### Dataset items
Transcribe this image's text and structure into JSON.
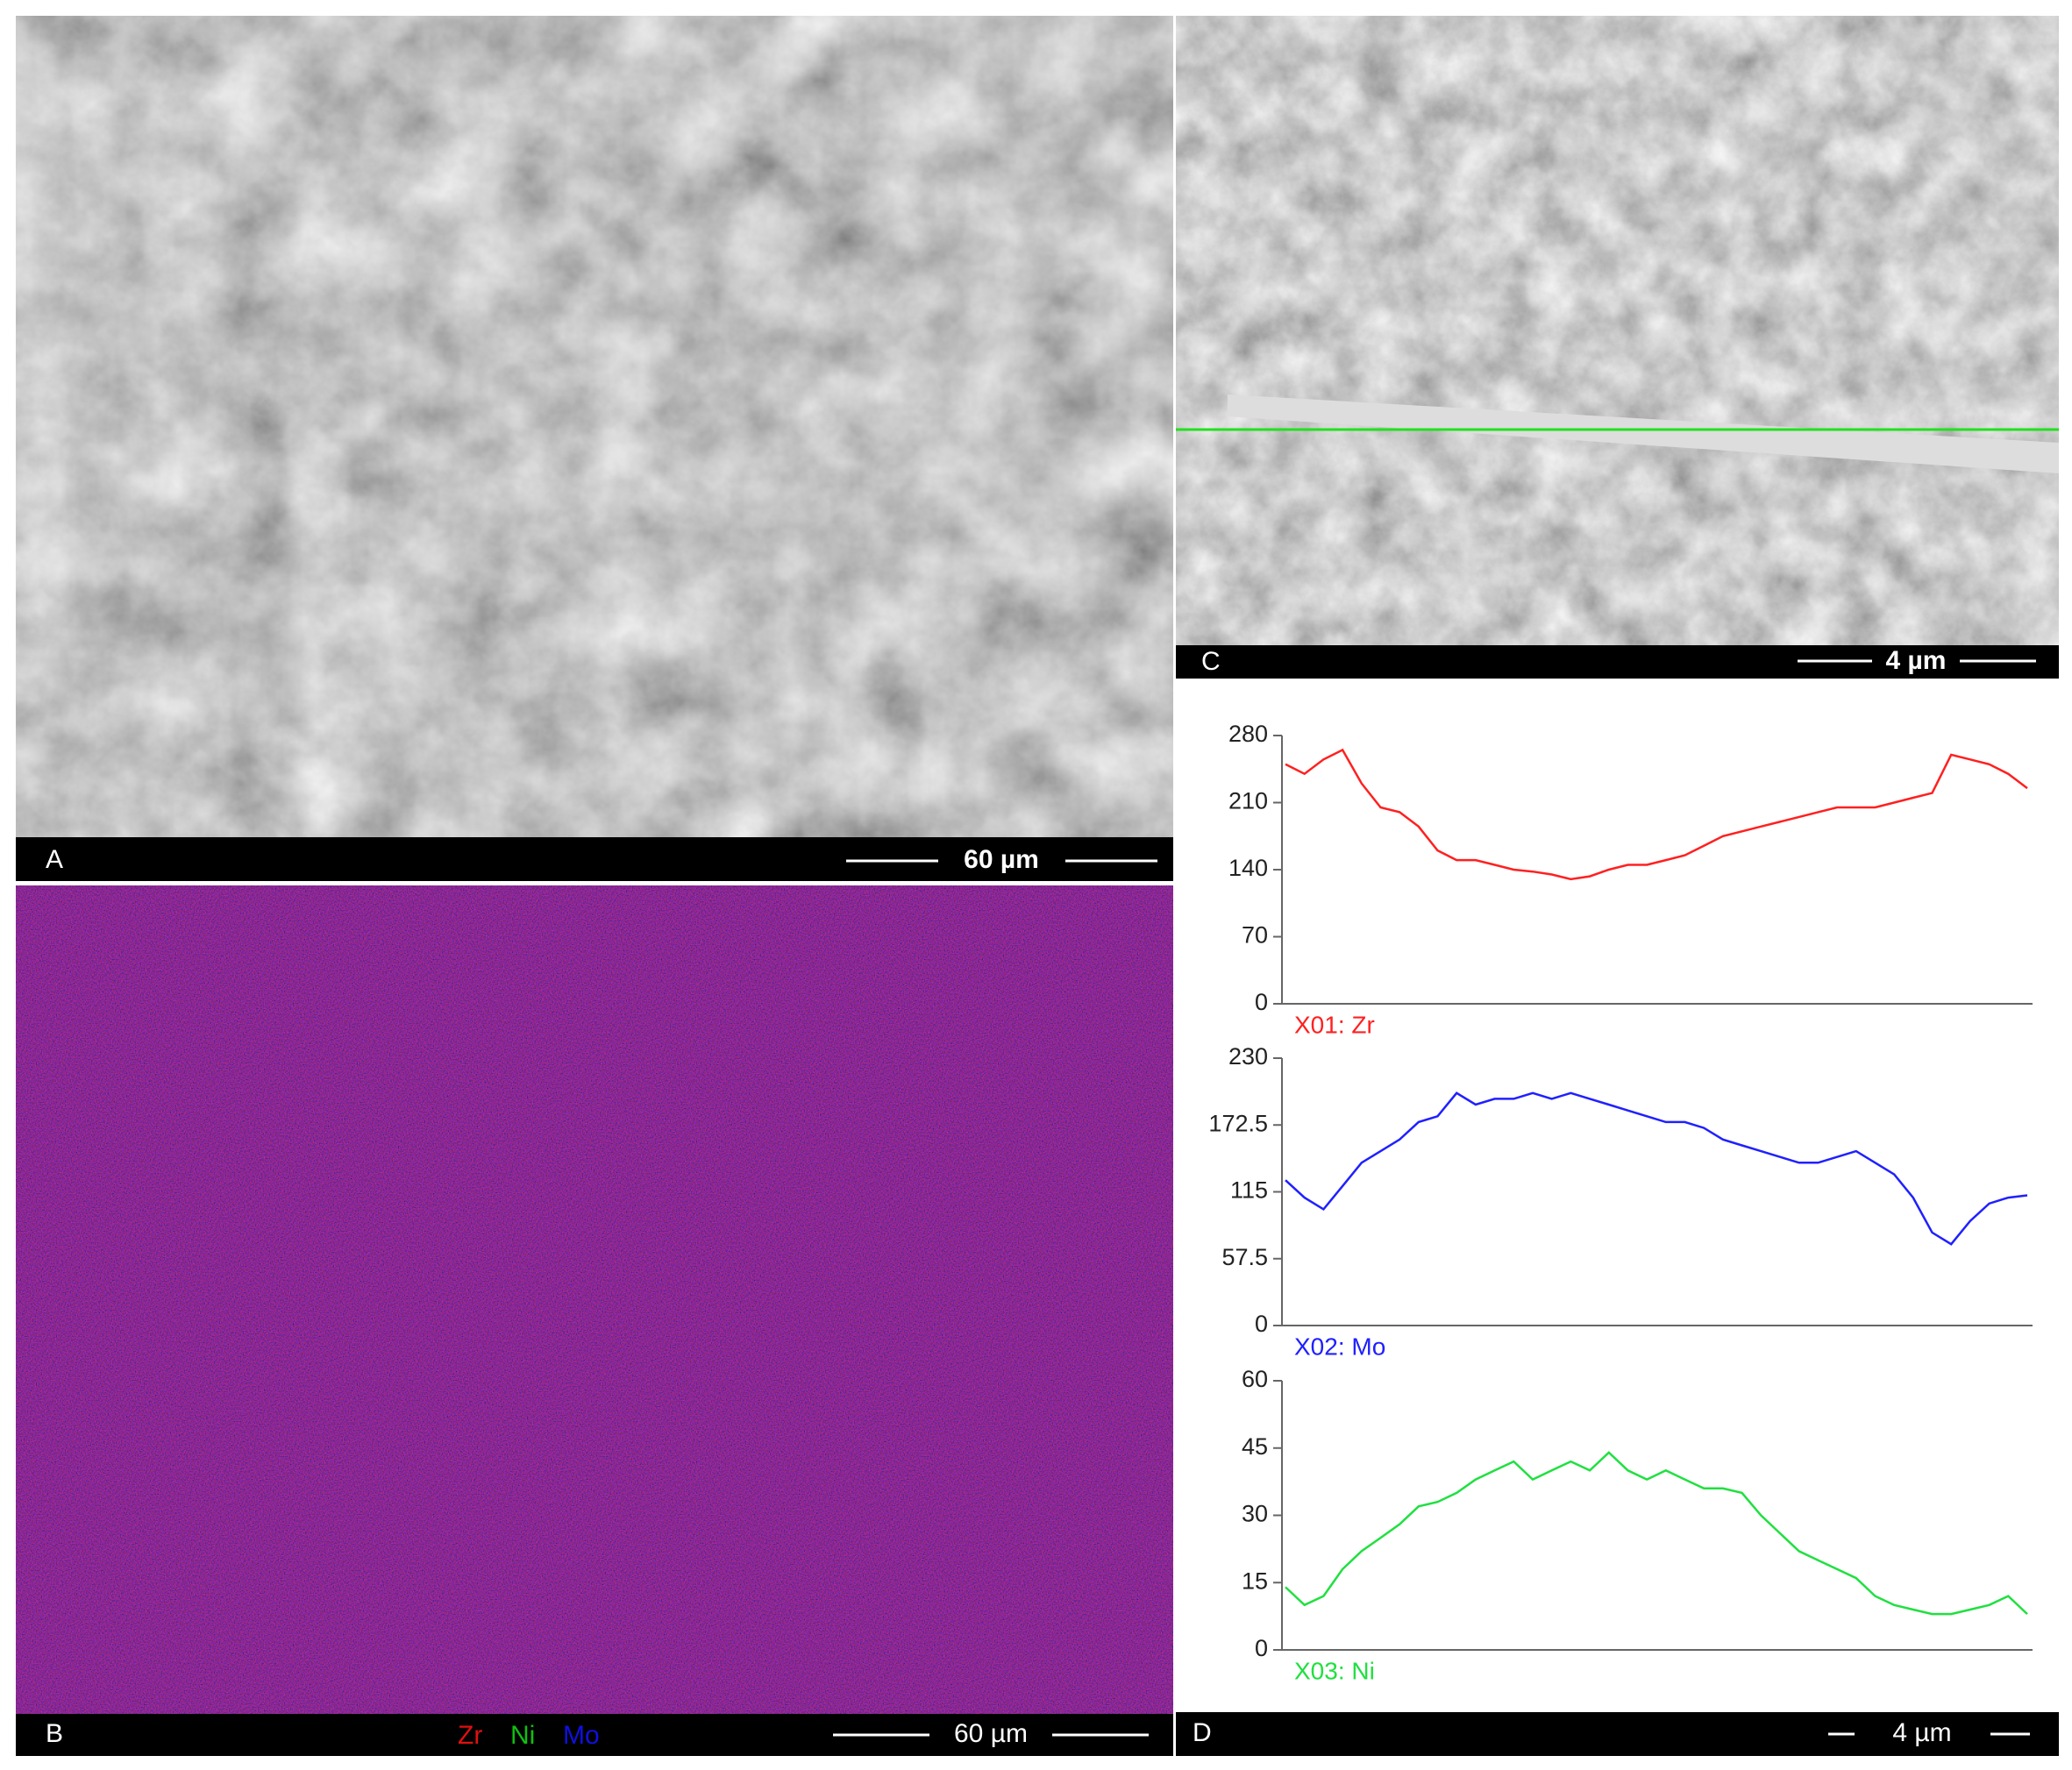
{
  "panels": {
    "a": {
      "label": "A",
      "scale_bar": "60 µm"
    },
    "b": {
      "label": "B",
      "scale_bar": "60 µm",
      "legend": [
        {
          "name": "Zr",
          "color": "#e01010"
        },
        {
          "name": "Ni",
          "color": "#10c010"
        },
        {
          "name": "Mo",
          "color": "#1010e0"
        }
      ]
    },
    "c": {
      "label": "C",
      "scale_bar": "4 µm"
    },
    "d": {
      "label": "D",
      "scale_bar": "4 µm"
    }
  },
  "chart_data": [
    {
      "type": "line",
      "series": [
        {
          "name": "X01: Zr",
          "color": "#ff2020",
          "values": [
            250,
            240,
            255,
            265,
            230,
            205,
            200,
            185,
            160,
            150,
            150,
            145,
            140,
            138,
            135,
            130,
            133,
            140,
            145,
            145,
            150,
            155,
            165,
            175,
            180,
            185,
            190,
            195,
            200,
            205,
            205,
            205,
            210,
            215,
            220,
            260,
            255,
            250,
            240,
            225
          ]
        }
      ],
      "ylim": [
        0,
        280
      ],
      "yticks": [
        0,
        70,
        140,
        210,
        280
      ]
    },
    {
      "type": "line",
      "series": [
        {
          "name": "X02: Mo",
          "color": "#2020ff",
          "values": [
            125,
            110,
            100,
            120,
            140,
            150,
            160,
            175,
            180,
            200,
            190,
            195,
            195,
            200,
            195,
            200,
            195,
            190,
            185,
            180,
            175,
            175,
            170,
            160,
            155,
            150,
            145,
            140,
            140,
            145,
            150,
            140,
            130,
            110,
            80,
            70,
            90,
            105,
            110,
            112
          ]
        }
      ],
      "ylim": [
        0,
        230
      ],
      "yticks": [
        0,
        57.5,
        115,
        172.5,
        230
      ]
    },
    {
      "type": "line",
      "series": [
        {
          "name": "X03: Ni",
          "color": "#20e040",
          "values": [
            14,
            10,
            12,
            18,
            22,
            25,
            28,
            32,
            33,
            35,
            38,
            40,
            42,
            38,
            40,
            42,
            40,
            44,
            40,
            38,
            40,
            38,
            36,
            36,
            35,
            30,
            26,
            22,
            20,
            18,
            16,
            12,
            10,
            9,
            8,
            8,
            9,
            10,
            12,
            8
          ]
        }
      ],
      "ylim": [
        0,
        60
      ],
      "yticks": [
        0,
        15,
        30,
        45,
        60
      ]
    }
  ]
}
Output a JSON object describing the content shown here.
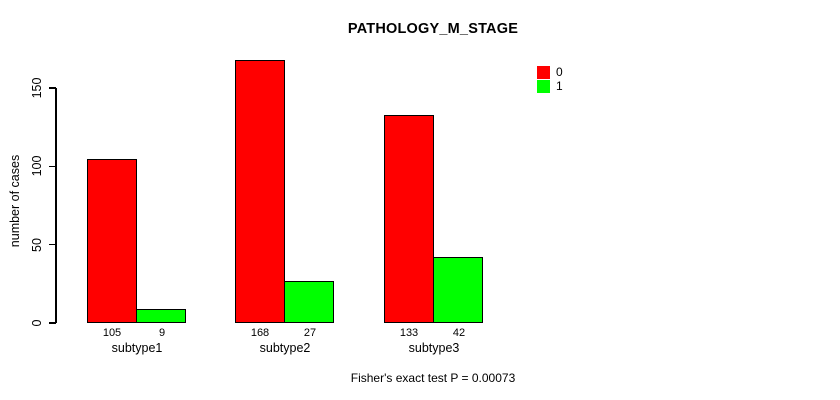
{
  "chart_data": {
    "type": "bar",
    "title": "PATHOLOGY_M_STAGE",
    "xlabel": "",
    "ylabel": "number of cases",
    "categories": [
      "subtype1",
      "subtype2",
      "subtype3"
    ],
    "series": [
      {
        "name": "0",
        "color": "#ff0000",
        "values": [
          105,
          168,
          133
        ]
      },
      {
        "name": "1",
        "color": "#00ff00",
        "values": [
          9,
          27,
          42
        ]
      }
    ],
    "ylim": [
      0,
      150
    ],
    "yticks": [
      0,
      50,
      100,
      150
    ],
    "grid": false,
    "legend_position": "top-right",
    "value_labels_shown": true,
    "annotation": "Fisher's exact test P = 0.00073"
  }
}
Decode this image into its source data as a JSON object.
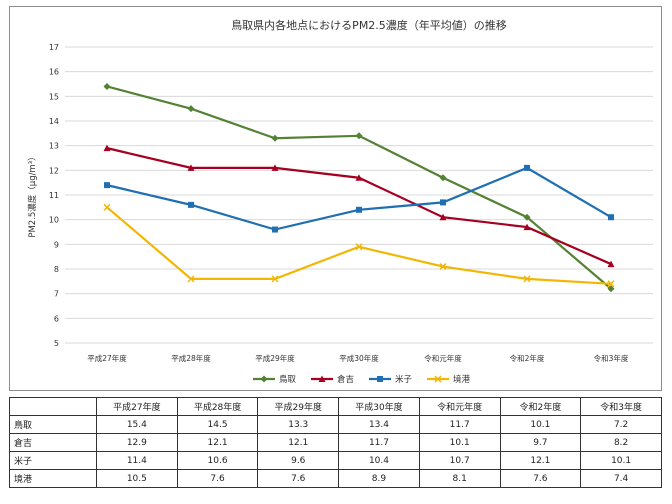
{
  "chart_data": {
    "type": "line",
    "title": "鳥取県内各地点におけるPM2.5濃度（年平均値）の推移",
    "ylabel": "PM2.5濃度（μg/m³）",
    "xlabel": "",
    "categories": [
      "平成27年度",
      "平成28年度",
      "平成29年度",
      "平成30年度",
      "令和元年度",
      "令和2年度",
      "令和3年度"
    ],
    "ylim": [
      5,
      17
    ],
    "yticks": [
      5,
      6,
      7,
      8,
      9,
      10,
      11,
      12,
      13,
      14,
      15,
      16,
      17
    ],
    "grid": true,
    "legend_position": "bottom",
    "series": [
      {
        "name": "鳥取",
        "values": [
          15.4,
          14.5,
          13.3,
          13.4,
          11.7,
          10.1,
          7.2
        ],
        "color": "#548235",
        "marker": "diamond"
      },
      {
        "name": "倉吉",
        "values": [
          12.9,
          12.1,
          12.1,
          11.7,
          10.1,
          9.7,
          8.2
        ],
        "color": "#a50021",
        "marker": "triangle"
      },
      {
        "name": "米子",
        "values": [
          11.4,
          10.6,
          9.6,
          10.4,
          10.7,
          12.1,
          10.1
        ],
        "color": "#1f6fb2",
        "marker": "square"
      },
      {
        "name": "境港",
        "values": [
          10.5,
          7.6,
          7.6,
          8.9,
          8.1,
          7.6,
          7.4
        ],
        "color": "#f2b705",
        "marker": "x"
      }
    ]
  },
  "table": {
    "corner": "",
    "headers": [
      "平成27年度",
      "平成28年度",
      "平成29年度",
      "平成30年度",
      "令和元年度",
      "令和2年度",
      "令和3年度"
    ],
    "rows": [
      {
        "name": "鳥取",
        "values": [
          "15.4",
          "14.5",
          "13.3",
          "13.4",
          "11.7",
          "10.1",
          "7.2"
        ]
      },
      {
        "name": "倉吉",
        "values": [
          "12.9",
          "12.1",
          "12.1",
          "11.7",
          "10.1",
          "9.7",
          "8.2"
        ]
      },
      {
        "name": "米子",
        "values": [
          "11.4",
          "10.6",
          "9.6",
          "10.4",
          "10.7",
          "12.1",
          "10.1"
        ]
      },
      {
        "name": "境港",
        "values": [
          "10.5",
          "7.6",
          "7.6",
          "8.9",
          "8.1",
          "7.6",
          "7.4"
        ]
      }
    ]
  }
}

### Exercise directions
Quote the data above in full and without alteration; skip the pictures.

### Result for this exercise
Transcribe this image's text and structure into JSON.
{
  "panels": {
    "a": {
      "label": "A",
      "scale_bar": "60 µm"
    },
    "b": {
      "label": "B",
      "scale_bar": "60 µm",
      "legend": [
        {
          "name": "Zr",
          "color": "#e01010"
        },
        {
          "name": "Ni",
          "color": "#10c010"
        },
        {
          "name": "Mo",
          "color": "#1010e0"
        }
      ]
    },
    "c": {
      "label": "C",
      "scale_bar": "4 µm"
    },
    "d": {
      "label": "D",
      "scale_bar": "4 µm"
    }
  },
  "chart_data": [
    {
      "type": "line",
      "series": [
        {
          "name": "X01: Zr",
          "color": "#ff2020",
          "values": [
            250,
            240,
            255,
            265,
            230,
            205,
            200,
            185,
            160,
            150,
            150,
            145,
            140,
            138,
            135,
            130,
            133,
            140,
            145,
            145,
            150,
            155,
            165,
            175,
            180,
            185,
            190,
            195,
            200,
            205,
            205,
            205,
            210,
            215,
            220,
            260,
            255,
            250,
            240,
            225
          ]
        }
      ],
      "ylim": [
        0,
        280
      ],
      "yticks": [
        0,
        70,
        140,
        210,
        280
      ]
    },
    {
      "type": "line",
      "series": [
        {
          "name": "X02: Mo",
          "color": "#2020ff",
          "values": [
            125,
            110,
            100,
            120,
            140,
            150,
            160,
            175,
            180,
            200,
            190,
            195,
            195,
            200,
            195,
            200,
            195,
            190,
            185,
            180,
            175,
            175,
            170,
            160,
            155,
            150,
            145,
            140,
            140,
            145,
            150,
            140,
            130,
            110,
            80,
            70,
            90,
            105,
            110,
            112
          ]
        }
      ],
      "ylim": [
        0,
        230
      ],
      "yticks": [
        0,
        57.5,
        115,
        172.5,
        230
      ]
    },
    {
      "type": "line",
      "series": [
        {
          "name": "X03: Ni",
          "color": "#20e040",
          "values": [
            14,
            10,
            12,
            18,
            22,
            25,
            28,
            32,
            33,
            35,
            38,
            40,
            42,
            38,
            40,
            42,
            40,
            44,
            40,
            38,
            40,
            38,
            36,
            36,
            35,
            30,
            26,
            22,
            20,
            18,
            16,
            12,
            10,
            9,
            8,
            8,
            9,
            10,
            12,
            8
          ]
        }
      ],
      "ylim": [
        0,
        60
      ],
      "yticks": [
        0,
        15,
        30,
        45,
        60
      ]
    }
  ]
}
Output a JSON object describing the content shown here.
{
  "chart_data": {
    "type": "bar",
    "title": "PATHOLOGY_M_STAGE",
    "xlabel": "",
    "ylabel": "number of cases",
    "categories": [
      "subtype1",
      "subtype2",
      "subtype3"
    ],
    "series": [
      {
        "name": "0",
        "color": "#ff0000",
        "values": [
          105,
          168,
          133
        ]
      },
      {
        "name": "1",
        "color": "#00ff00",
        "values": [
          9,
          27,
          42
        ]
      }
    ],
    "ylim": [
      0,
      150
    ],
    "yticks": [
      0,
      50,
      100,
      150
    ],
    "grid": false,
    "legend_position": "top-right",
    "value_labels_shown": true,
    "annotation": "Fisher's exact test P = 0.00073"
  }
}
Decode this image into its source data as a JSON object.
{
  "chart_data": {
    "type": "line",
    "title": "鳥取県内各地点におけるPM2.5濃度（年平均値）の推移",
    "ylabel": "PM2.5濃度（μg/m³）",
    "xlabel": "",
    "categories": [
      "平成27年度",
      "平成28年度",
      "平成29年度",
      "平成30年度",
      "令和元年度",
      "令和2年度",
      "令和3年度"
    ],
    "ylim": [
      5,
      17
    ],
    "yticks": [
      5,
      6,
      7,
      8,
      9,
      10,
      11,
      12,
      13,
      14,
      15,
      16,
      17
    ],
    "grid": true,
    "legend_position": "bottom",
    "series": [
      {
        "name": "鳥取",
        "values": [
          15.4,
          14.5,
          13.3,
          13.4,
          11.7,
          10.1,
          7.2
        ],
        "color": "#548235",
        "marker": "diamond"
      },
      {
        "name": "倉吉",
        "values": [
          12.9,
          12.1,
          12.1,
          11.7,
          10.1,
          9.7,
          8.2
        ],
        "color": "#a50021",
        "marker": "triangle"
      },
      {
        "name": "米子",
        "values": [
          11.4,
          10.6,
          9.6,
          10.4,
          10.7,
          12.1,
          10.1
        ],
        "color": "#1f6fb2",
        "marker": "square"
      },
      {
        "name": "境港",
        "values": [
          10.5,
          7.6,
          7.6,
          8.9,
          8.1,
          7.6,
          7.4
        ],
        "color": "#f2b705",
        "marker": "x"
      }
    ]
  },
  "table": {
    "corner": "",
    "headers": [
      "平成27年度",
      "平成28年度",
      "平成29年度",
      "平成30年度",
      "令和元年度",
      "令和2年度",
      "令和3年度"
    ],
    "rows": [
      {
        "name": "鳥取",
        "values": [
          "15.4",
          "14.5",
          "13.3",
          "13.4",
          "11.7",
          "10.1",
          "7.2"
        ]
      },
      {
        "name": "倉吉",
        "values": [
          "12.9",
          "12.1",
          "12.1",
          "11.7",
          "10.1",
          "9.7",
          "8.2"
        ]
      },
      {
        "name": "米子",
        "values": [
          "11.4",
          "10.6",
          "9.6",
          "10.4",
          "10.7",
          "12.1",
          "10.1"
        ]
      },
      {
        "name": "境港",
        "values": [
          "10.5",
          "7.6",
          "7.6",
          "8.9",
          "8.1",
          "7.6",
          "7.4"
        ]
      }
    ]
  }
}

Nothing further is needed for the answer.